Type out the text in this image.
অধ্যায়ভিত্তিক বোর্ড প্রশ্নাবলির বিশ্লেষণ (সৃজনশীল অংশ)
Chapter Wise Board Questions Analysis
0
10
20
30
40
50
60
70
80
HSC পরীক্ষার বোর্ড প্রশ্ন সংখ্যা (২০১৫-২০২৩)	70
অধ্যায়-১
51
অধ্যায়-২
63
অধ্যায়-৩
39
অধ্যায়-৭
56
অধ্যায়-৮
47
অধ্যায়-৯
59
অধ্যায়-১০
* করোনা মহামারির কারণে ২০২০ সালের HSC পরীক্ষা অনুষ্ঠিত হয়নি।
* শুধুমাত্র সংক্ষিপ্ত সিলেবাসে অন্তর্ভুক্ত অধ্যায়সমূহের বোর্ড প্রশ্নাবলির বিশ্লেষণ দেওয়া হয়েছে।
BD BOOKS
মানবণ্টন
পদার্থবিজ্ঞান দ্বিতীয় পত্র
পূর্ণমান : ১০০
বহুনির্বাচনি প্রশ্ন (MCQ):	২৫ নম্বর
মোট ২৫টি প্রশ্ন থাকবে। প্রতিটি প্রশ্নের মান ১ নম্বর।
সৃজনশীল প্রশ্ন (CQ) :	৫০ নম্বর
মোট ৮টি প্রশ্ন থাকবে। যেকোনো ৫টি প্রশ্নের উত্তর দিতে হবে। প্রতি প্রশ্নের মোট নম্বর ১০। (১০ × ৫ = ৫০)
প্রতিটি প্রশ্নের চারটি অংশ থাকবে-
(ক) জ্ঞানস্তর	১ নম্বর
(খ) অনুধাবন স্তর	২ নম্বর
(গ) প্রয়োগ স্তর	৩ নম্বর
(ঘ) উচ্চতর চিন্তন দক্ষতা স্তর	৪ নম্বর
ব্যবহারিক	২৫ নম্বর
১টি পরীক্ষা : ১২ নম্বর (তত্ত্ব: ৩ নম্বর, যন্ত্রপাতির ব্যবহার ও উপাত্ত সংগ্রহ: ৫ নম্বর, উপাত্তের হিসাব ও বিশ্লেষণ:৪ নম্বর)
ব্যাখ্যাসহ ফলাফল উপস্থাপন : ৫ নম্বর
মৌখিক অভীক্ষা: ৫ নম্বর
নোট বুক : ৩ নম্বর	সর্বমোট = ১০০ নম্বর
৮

==*==

Stated problem
Repeat the material above in full, keeping every word.

Answer in full
Type out the text in this image.
অধ্যায়ভিত্তিক বোর্ড প্রশ্নাবলির বিশ্লেষণ (সৃজনশীল অংশ)
Chapter Wise Board Questions Analysis
0
10
20
30
40
50
60
70
80
HSC পরীক্ষার বোর্ড প্রশ্ন সংখ্যা (২০১৫-২০২৩)	70
অধ্যায়-১
51
অধ্যায়-২
63
অধ্যায়-৩
39
অধ্যায়-৭
56
অধ্যায়-৮
47
অধ্যায়-৯
59
অধ্যায়-১০
* করোনা মহামারির কারণে ২০২০ সালের HSC পরীক্ষা অনুষ্ঠিত হয়নি।
* শুধুমাত্র সংক্ষিপ্ত সিলেবাসে অন্তর্ভুক্ত অধ্যায়সমূহের বোর্ড প্রশ্নাবলির বিশ্লেষণ দেওয়া হয়েছে।
BD BOOKS
মানবণ্টন
পদার্থবিজ্ঞান দ্বিতীয় পত্র
পূর্ণমান : ১০০
বহুনির্বাচনি প্রশ্ন (MCQ):	২৫ নম্বর
মোট ২৫টি প্রশ্ন থাকবে। প্রতিটি প্রশ্নের মান ১ নম্বর।
সৃজনশীল প্রশ্ন (CQ) :	৫০ নম্বর
মোট ৮টি প্রশ্ন থাকবে। যেকোনো ৫টি প্রশ্নের উত্তর দিতে হবে। প্রতি প্রশ্নের মোট নম্বর ১০। (১০ × ৫ = ৫০)
প্রতিটি প্রশ্নের চারটি অংশ থাকবে-
(ক) জ্ঞানস্তর	১ নম্বর
(খ) অনুধাবন স্তর	২ নম্বর
(গ) প্রয়োগ স্তর	৩ নম্বর
(ঘ) উচ্চতর চিন্তন দক্ষতা স্তর	৪ নম্বর
ব্যবহারিক	২৫ নম্বর
১টি পরীক্ষা : ১২ নম্বর (তত্ত্ব: ৩ নম্বর, যন্ত্রপাতির ব্যবহার ও উপাত্ত সংগ্রহ: ৫ নম্বর, উপাত্তের হিসাব ও বিশ্লেষণ:৪ নম্বর)
ব্যাখ্যাসহ ফলাফল উপস্থাপন : ৫ নম্বর
মৌখিক অভীক্ষা: ৫ নম্বর
নোট বুক : ৩ নম্বর	সর্বমোট = ১০০ নম্বর
৮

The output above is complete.